GOAL OF THE EXERCISE: In the entries below, identify every line with the string "以便查核" and copy it.

+ + +

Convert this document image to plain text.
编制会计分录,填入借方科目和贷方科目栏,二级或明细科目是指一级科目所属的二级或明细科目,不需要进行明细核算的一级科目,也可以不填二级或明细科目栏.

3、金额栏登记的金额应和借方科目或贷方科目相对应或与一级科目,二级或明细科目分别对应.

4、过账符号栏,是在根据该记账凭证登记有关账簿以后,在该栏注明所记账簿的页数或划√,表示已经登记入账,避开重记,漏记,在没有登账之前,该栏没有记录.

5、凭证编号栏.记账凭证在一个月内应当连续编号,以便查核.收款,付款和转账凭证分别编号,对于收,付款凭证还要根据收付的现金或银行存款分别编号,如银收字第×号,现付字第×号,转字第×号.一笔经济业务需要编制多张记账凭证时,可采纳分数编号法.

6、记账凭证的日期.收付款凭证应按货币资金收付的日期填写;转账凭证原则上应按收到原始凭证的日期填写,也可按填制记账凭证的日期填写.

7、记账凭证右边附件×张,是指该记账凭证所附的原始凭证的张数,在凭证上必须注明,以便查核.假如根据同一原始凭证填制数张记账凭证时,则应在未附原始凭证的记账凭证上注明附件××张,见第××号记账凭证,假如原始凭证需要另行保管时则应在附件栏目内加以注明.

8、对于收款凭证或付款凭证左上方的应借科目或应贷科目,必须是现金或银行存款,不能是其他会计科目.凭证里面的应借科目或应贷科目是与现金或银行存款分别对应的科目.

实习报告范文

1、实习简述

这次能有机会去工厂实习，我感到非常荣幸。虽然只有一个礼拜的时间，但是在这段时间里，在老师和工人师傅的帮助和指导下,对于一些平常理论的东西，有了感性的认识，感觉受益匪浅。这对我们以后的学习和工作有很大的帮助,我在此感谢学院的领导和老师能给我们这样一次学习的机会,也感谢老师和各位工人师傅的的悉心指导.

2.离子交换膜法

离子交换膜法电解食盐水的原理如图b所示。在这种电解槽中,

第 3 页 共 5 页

+ + +

RESPONSE BELOW:
5、凭证编号栏.记账凭证在一个月内应当连续编号,以便查核.收款,付款和转账凭证分别编号,对于收,付款凭证还要根据收付的现金或银行存款分别编号,如银收字第×号,现付字第×号,转字第×号.一笔经济业务需要编制多张记账凭证时,可采纳分数编号法.
7、记账凭证右边附件×张,是指该记账凭证所附的原始凭证的张数,在凭证上必须注明,以便查核.假如根据同一原始凭证填制数张记账凭证时,则应在未附原始凭证的记账凭证上注明附件××张,见第××号记账凭证,假如原始凭证需要另行保管时则应在附件栏目内加以注明.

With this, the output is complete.